— START OF Source text —

1. Climate Transition Plans
There were 37 shareholder proposals submitted that related to issuing a climate transition report disclosing the company’s GHG emissions reduction targets as well as policies, strategies, and progress made toward achieving those targets. These proposals usually called for long-term GHG emissions targets that cover Scopes 1, 2, and 3 emissions and that are in alignment with a 1.5 degree Celsius net zero scenario and the Science Based Targets initiative, including by asking companies to expand established emissions targets that do not meet these requirements. The supporting statements of these proposals frequently referenced concerns that disclosure of emissions reduction targets is not enough to address climate risk or provide sufficient accountability for achieving those targets and that investors would benefit from increased disclosure regarding the company’s strategies to achieve those targets, including relevant timelines and metrics against which to measure progress. Five climate transition plan proposals focused on the impact of the company’s climate transition strategy on relevant stakeholders under the International Labour Organization’s “just transition” guidelines. Four climate transition proposals targeted financial institutions and called for transition plans to align the company’s financing activities with its GHG emissions reduction targets, citing each company’s membership in the Net Zero Banking Alliance. The primary proponents of these proposals were As You Sow (submitting 19 proposals), Green Century Capital Management (submitting five proposals), and Mercy Investment Services (submitting three proposals). Most of these proposals (a total of 25) were withdrawn or otherwise not included in the company’s proxy statement, with 12 going to a vote, of which nine were voted on as of June 1, 2023, receiving average support of 28.7%.

— END OF Source text —

**What to produce**
According to the climate transition plans text, how many shareholder proposals were submitted by As You Sow?

— START OF Items —

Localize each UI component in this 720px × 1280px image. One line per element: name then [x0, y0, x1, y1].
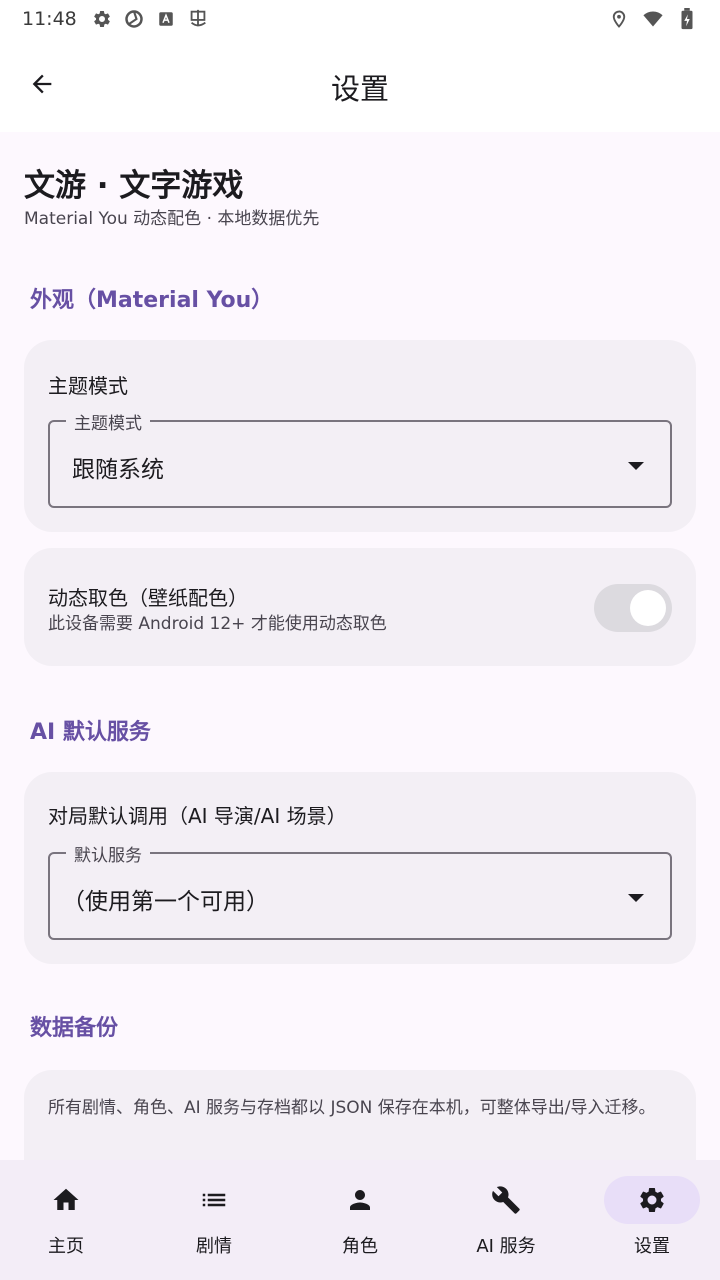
theme-mode-label: 主题模式 — [48, 374, 128, 398]
dynamic-color-card: 动态取色（壁纸配色） 此设备需要 Android 12+ 才能使用动态取色 — [24, 548, 696, 666]
ai-service-field-label: 默认服务 — [66, 841, 150, 866]
gear-icon — [640, 1188, 664, 1212]
ai-default-card: 对局默认调用（AI 导演/AI 场景） 默认服务 （使用第一个可用） — [24, 772, 696, 964]
person-icon — [350, 1190, 370, 1210]
nav-pill — [312, 1176, 408, 1224]
aperture-icon — [123, 8, 145, 30]
backup-card: 所有剧情、角色、AI 服务与存档都以 JSON 保存在本机，可整体导出/导入迁移… — [24, 1070, 696, 1160]
settings-content[interactable]: 文游 · 文字游戏 Material You 动态配色 · 本地数据优先 外观（… — [0, 132, 720, 1160]
status-time: 11:48 — [22, 8, 77, 30]
home-icon — [53, 1188, 79, 1210]
app-name: 文游 · 文字游戏 — [24, 168, 244, 204]
status-icons-left — [91, 8, 209, 30]
app-subtitle: Material You 动态配色 · 本地数据优先 — [24, 209, 320, 229]
section-title-appearance: 外观（Material You） — [30, 288, 274, 313]
nav-item-character[interactable]: 角色 — [288, 1160, 432, 1280]
list-icon — [202, 1193, 226, 1207]
nav-label-home: 主页 — [48, 1236, 84, 1257]
nav-pill-active — [604, 1176, 700, 1224]
dynamic-color-switch[interactable] — [594, 584, 672, 632]
ai-default-label: 对局默认调用（AI 导演/AI 场景） — [48, 804, 347, 828]
nav-pill — [18, 1176, 114, 1224]
nav-pill — [166, 1176, 262, 1224]
nav-label-story: 剧情 — [196, 1236, 232, 1257]
gear-icon — [91, 8, 113, 30]
nav-label-settings: 设置 — [634, 1236, 670, 1257]
dropdown-arrow-icon — [628, 894, 644, 902]
backup-desc: 所有剧情、角色、AI 服务与存档都以 JSON 保存在本机，可整体导出/导入迁移… — [48, 1098, 656, 1118]
bug-icon — [187, 8, 209, 30]
page-title: 设置 — [330, 72, 389, 106]
theme-mode-field-label: 主题模式 — [66, 409, 150, 434]
dynamic-color-desc: 此设备需要 Android 12+ 才能使用动态取色 — [48, 614, 387, 634]
location-icon — [608, 8, 630, 30]
wifi-icon — [642, 8, 664, 30]
nav-label-character: 角色 — [342, 1236, 378, 1257]
nav-item-home[interactable]: 主页 — [0, 1160, 138, 1280]
section-title-ai: AI 默认服务 — [30, 720, 151, 745]
theme-mode-card: 主题模式 主题模式 跟随系统 — [24, 340, 696, 532]
nav-label-ai-service: AI 服务 — [476, 1236, 536, 1257]
nav-item-story[interactable]: 剧情 — [142, 1160, 286, 1280]
wrench-icon — [492, 1186, 520, 1214]
ai-service-dropdown[interactable]: 默认服务 （使用第一个可用） — [48, 841, 672, 940]
dynamic-color-label: 动态取色（壁纸配色） — [48, 586, 248, 610]
nav-item-ai-service[interactable]: AI 服务 — [434, 1160, 578, 1280]
ai-service-value: （使用第一个可用） — [62, 889, 269, 915]
a-box-icon — [155, 8, 177, 30]
dropdown-arrow-icon — [628, 462, 644, 470]
nav-item-settings[interactable]: 设置 — [580, 1160, 720, 1280]
bottom-navigation: 主页 剧情 角色 AI 服务 设置 — [0, 1160, 720, 1280]
status-icons-right — [608, 8, 698, 30]
status-bar: 11:48 — [0, 0, 720, 38]
theme-mode-dropdown[interactable]: 主题模式 跟随系统 — [48, 409, 672, 508]
section-title-backup: 数据备份 — [30, 1016, 119, 1041]
app-bar: 设置 — [0, 38, 720, 132]
switch-thumb — [630, 590, 666, 626]
battery-icon — [676, 8, 698, 30]
nav-pill — [458, 1176, 554, 1224]
theme-mode-value: 跟随系统 — [72, 457, 164, 483]
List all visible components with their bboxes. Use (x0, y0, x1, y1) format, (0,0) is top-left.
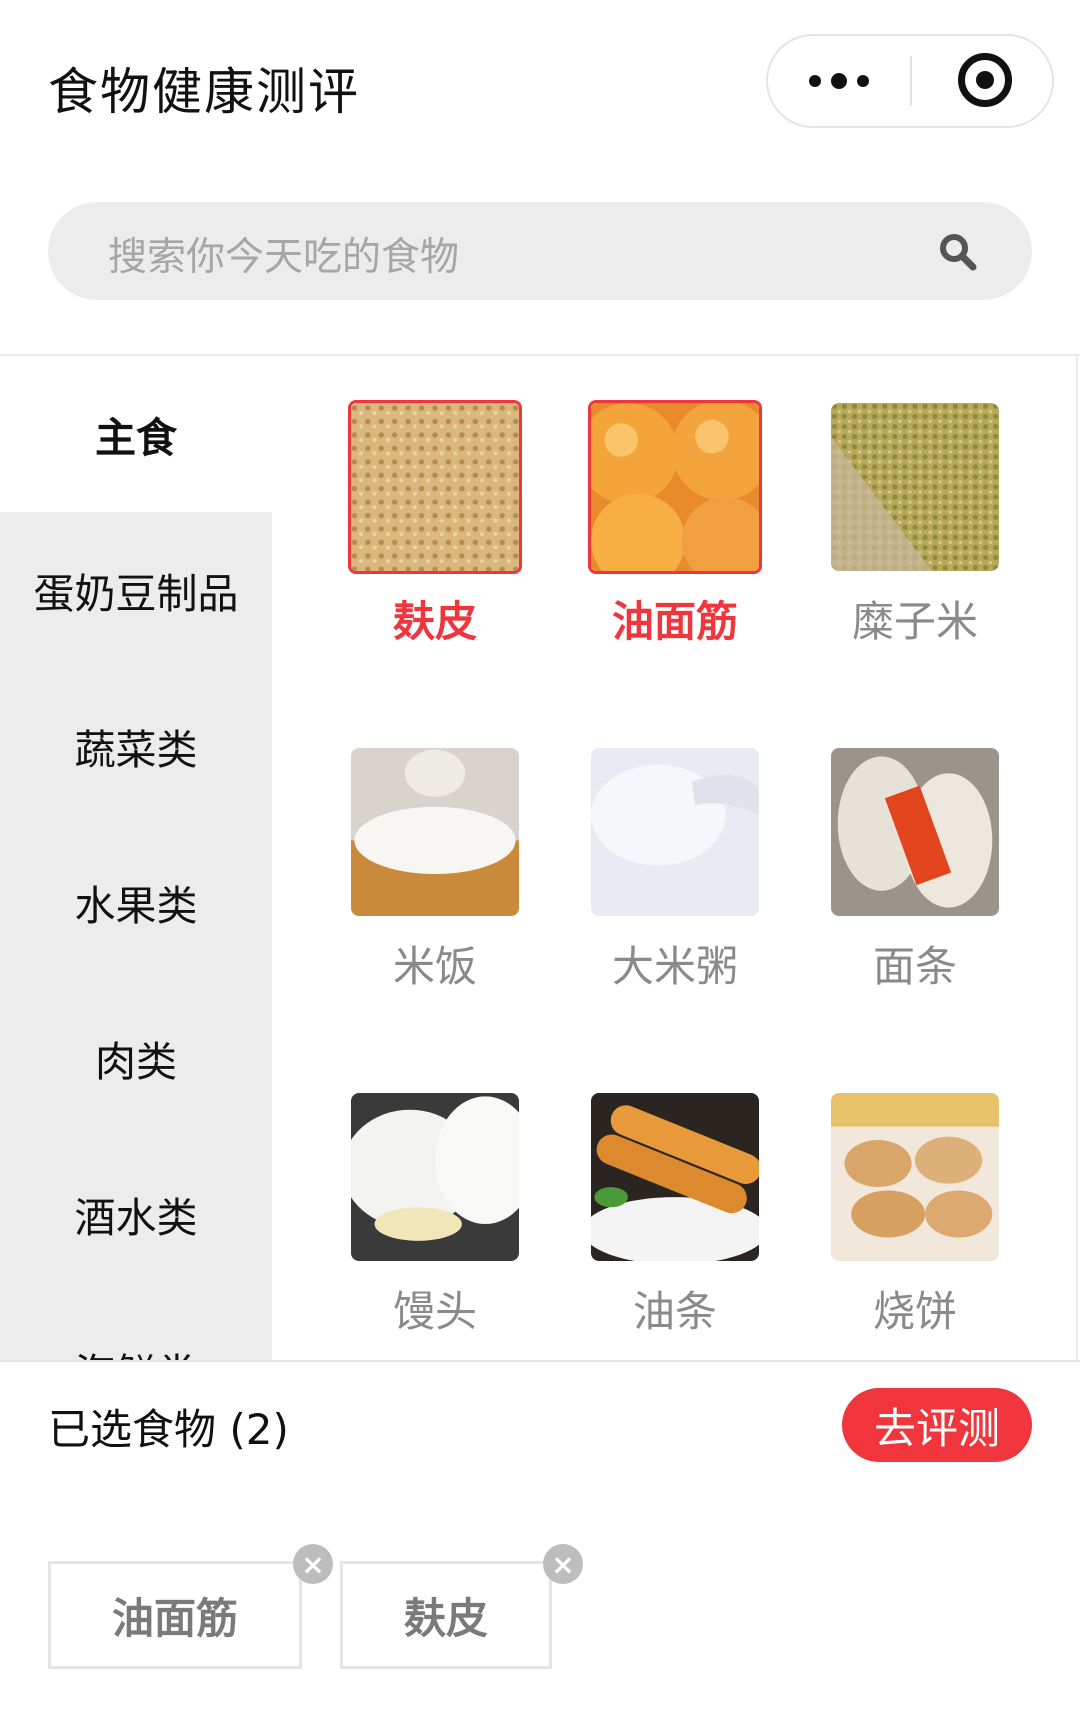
food-item-steamed-bun[interactable]: 馒头 (348, 1090, 528, 1360)
capsule-divider (910, 56, 912, 106)
food-name: 油面筋 (611, 597, 738, 646)
sidebar-item-seafood[interactable]: 海鲜类 (0, 1292, 272, 1360)
food-image (351, 748, 519, 916)
selected-foods-title: 已选食物 (2) (48, 1405, 289, 1454)
content-border (1076, 356, 1078, 1360)
food-item-rice-porridge[interactable]: 大米粥 (588, 745, 768, 1015)
food-image (831, 403, 999, 571)
sidebar-item-egg-dairy-soy[interactable]: 蛋奶豆制品 (0, 512, 272, 668)
food-name: 米饭 (392, 942, 477, 991)
sidebar-item-fruits[interactable]: 水果类 (0, 824, 272, 980)
food-image (831, 748, 999, 916)
remove-icon[interactable]: × (543, 1544, 583, 1584)
target-icon[interactable] (958, 53, 1012, 107)
food-name: 麸皮 (392, 597, 477, 646)
nav-bar: 食物健康测评 (0, 0, 1080, 165)
food-name: 油条 (632, 1287, 717, 1336)
search-bar[interactable]: 搜索你今天吃的食物 (48, 202, 1032, 300)
category-sidebar: 主食 蛋奶豆制品 蔬菜类 水果类 肉类 酒水类 海鲜类 (0, 356, 272, 1360)
sidebar-item-staple[interactable]: 主食 (0, 356, 272, 512)
food-image (348, 400, 522, 574)
selected-chip-oil-gluten[interactable]: 油面筋 × (48, 1544, 333, 1669)
food-item-oil-gluten[interactable]: 油面筋 (588, 400, 768, 670)
chip-label: 麸皮 (403, 1593, 488, 1643)
food-name: 馒头 (392, 1287, 477, 1336)
search-icon[interactable] (936, 230, 980, 274)
remove-icon[interactable]: × (293, 1544, 333, 1584)
food-name: 糜子米 (851, 597, 978, 646)
more-dots-icon[interactable] (768, 36, 910, 126)
sidebar-item-drinks[interactable]: 酒水类 (0, 1136, 272, 1292)
food-image (831, 1093, 999, 1261)
food-image (591, 748, 759, 916)
food-name: 大米粥 (611, 942, 738, 991)
food-item-rice[interactable]: 米饭 (348, 745, 528, 1015)
food-image (588, 400, 762, 574)
chip-label: 油面筋 (111, 1593, 238, 1643)
food-name: 面条 (872, 942, 957, 991)
food-item-fried-dough-stick[interactable]: 油条 (588, 1090, 768, 1360)
food-item-sesame-cake[interactable]: 烧饼 (828, 1090, 1008, 1360)
evaluate-button[interactable]: 去评测 (842, 1388, 1032, 1462)
sidebar-item-vegetables[interactable]: 蔬菜类 (0, 668, 272, 824)
sidebar-item-meat[interactable]: 肉类 (0, 980, 272, 1136)
food-image (351, 1093, 519, 1261)
selected-chip-bran[interactable]: 麸皮 × (340, 1544, 583, 1669)
food-item-millet[interactable]: 糜子米 (828, 400, 1008, 670)
food-image (591, 1093, 759, 1261)
selected-foods-panel: 已选食物 (2) 去评测 油面筋 × 麸皮 × (0, 1360, 1080, 1729)
mini-program-capsule (766, 34, 1054, 128)
search-placeholder: 搜索你今天吃的食物 (108, 235, 460, 280)
food-item-bran[interactable]: 麸皮 (348, 400, 528, 670)
food-item-noodles[interactable]: 面条 (828, 745, 1008, 1015)
food-name: 烧饼 (872, 1287, 957, 1336)
page-title: 食物健康测评 (48, 63, 360, 121)
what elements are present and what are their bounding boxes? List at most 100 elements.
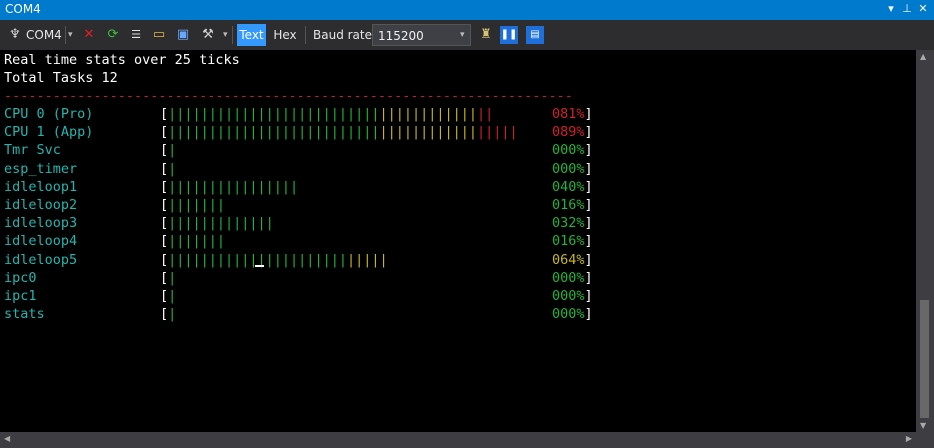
- bar-segment-green: ||||||||||||||||||||||||||: [168, 106, 380, 122]
- save-icon[interactable]: ▣: [174, 26, 192, 44]
- usage-percent-group: 040%]: [552, 178, 593, 196]
- usage-percent: 000%: [552, 306, 585, 323]
- total-tasks: Total Tasks 12: [4, 70, 118, 86]
- baud-rate-select[interactable]: 115200: [372, 24, 471, 46]
- bar-open-bracket: [: [160, 142, 169, 159]
- usage-bar: [|: [160, 160, 176, 178]
- bar-close-bracket: ]: [584, 197, 593, 213]
- usage-percent-group: 089%]: [552, 123, 593, 141]
- dropdown-icon[interactable]: ▾: [884, 2, 898, 16]
- scroll-up-icon[interactable]: ▲: [920, 52, 926, 61]
- settings-dropdown-icon[interactable]: ▾: [223, 24, 228, 46]
- usage-bar: [|: [160, 305, 176, 323]
- usage-percent-group: 032%]: [552, 214, 593, 232]
- task-name: idleloop2: [4, 197, 78, 213]
- vertical-scrollbar[interactable]: ▲ ▼: [916, 50, 934, 432]
- baud-rate-label: Baud rate:: [313, 28, 377, 42]
- scroll-left-icon[interactable]: ◀: [4, 434, 10, 443]
- usage-percent: 000%: [552, 269, 585, 286]
- task-name: ipc1: [4, 288, 37, 304]
- bar-close-bracket: ]: [584, 178, 593, 195]
- bar-close-bracket: ]: [584, 251, 593, 268]
- bar-close-bracket: ]: [584, 233, 593, 250]
- pin-icon[interactable]: ♜: [477, 26, 495, 44]
- open-folder-icon[interactable]: ▭: [150, 26, 168, 44]
- usage-percent-group: 016%]: [552, 196, 593, 214]
- settings-icon[interactable]: ⚒: [199, 26, 217, 44]
- bar-close-bracket: ]: [584, 160, 593, 177]
- bar-close-bracket: ]: [584, 306, 593, 323]
- usage-percent-group: 000%]: [552, 160, 593, 178]
- task-name: CPU 0 (Pro): [4, 106, 94, 122]
- usage-percent: 081%: [552, 106, 585, 122]
- bar-segment-red: ||: [477, 106, 494, 122]
- usage-percent-group: 000%]: [552, 287, 593, 305]
- bar-segment-green: |||||||: [168, 197, 226, 213]
- refresh-icon[interactable]: ⟳: [104, 26, 122, 44]
- task-name: idleloop5: [4, 251, 78, 268]
- hex-mode-button[interactable]: Hex: [270, 24, 300, 46]
- text-mode-button[interactable]: Text: [237, 24, 266, 46]
- clear-icon[interactable]: ☰: [127, 26, 145, 44]
- bar-segment-green: |: [168, 160, 177, 177]
- bar-open-bracket: [: [160, 124, 169, 141]
- bar-close-bracket: ]: [584, 288, 593, 304]
- pin-window-icon[interactable]: ⊥: [900, 2, 914, 16]
- port-dropdown-icon[interactable]: ▾: [68, 24, 73, 46]
- bar-segment-red: |||||: [477, 124, 518, 141]
- bar-open-bracket: [: [160, 233, 169, 250]
- bar-segment-green: |: [168, 306, 177, 323]
- bar-segment-green: |: [168, 142, 177, 159]
- usage-percent-group: 000%]: [552, 141, 593, 159]
- bar-segment-yellow: ||||||||||||: [379, 124, 478, 141]
- bar-open-bracket: [: [160, 306, 169, 323]
- usage-percent: 000%: [552, 288, 585, 304]
- scroll-down-icon[interactable]: ▼: [920, 421, 926, 430]
- bar-segment-green: |||||||||||||: [168, 215, 274, 232]
- bar-segment-green: ||||||||||||||||: [168, 178, 299, 195]
- scroll-right-icon[interactable]: ▶: [906, 434, 912, 443]
- task-name: CPU 1 (App): [4, 124, 94, 141]
- task-name: idleloop1: [4, 178, 78, 195]
- bar-segment-green: |: [168, 288, 177, 304]
- bar-open-bracket: [: [160, 178, 169, 195]
- usage-percent-group: 081%]: [552, 105, 593, 123]
- terminal-output[interactable]: Real time stats over 25 ticks Total Task…: [0, 50, 916, 432]
- bar-close-bracket: ]: [584, 106, 593, 122]
- port-icon[interactable]: ♆: [6, 26, 24, 44]
- task-name: ipc0: [4, 269, 37, 286]
- task-name: idleloop3: [4, 215, 78, 232]
- usage-percent-group: 064%]: [552, 251, 593, 269]
- close-icon[interactable]: ✕: [916, 2, 930, 16]
- task-name: stats: [4, 306, 45, 323]
- divider-line: ----------------------------------------…: [4, 88, 573, 104]
- panel-icon[interactable]: ▤: [526, 26, 544, 44]
- usage-bar: [|: [160, 269, 176, 287]
- usage-percent-group: 000%]: [552, 269, 593, 287]
- bar-close-bracket: ]: [584, 142, 593, 159]
- bar-open-bracket: [: [160, 215, 169, 232]
- bar-close-bracket: ]: [584, 269, 593, 286]
- usage-bar: [|||||||: [160, 232, 225, 250]
- bar-segment-green: |||||||: [168, 233, 226, 250]
- usage-percent: 016%: [552, 197, 585, 213]
- window-title: COM4: [5, 2, 41, 16]
- usage-bar: [|||||||||||||: [160, 214, 274, 232]
- horizontal-scrollbar[interactable]: ◀ ▶: [0, 432, 934, 448]
- bar-open-bracket: [: [160, 269, 169, 286]
- bar-open-bracket: [: [160, 106, 169, 122]
- bar-close-bracket: ]: [584, 124, 593, 141]
- scrollbar-thumb[interactable]: [920, 300, 929, 418]
- bar-open-bracket: [: [160, 160, 169, 177]
- usage-bar: [|: [160, 287, 176, 305]
- usage-percent: 064%: [552, 251, 585, 268]
- disconnect-icon[interactable]: ✕: [80, 26, 98, 44]
- task-name: idleloop4: [4, 233, 78, 250]
- baud-dropdown-icon[interactable]: ▾: [460, 24, 465, 46]
- stats-header: Real time stats over 25 ticks: [4, 52, 240, 68]
- usage-percent-group: 000%]: [552, 305, 593, 323]
- port-selector[interactable]: COM4: [26, 24, 62, 46]
- usage-bar: [|||||||: [160, 196, 225, 214]
- task-name: Tmr Svc: [4, 142, 61, 159]
- pause-icon[interactable]: ❚❚: [500, 26, 518, 44]
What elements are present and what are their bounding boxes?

— END OF Items —

**Response**
As You Sow submitted 19 proposals.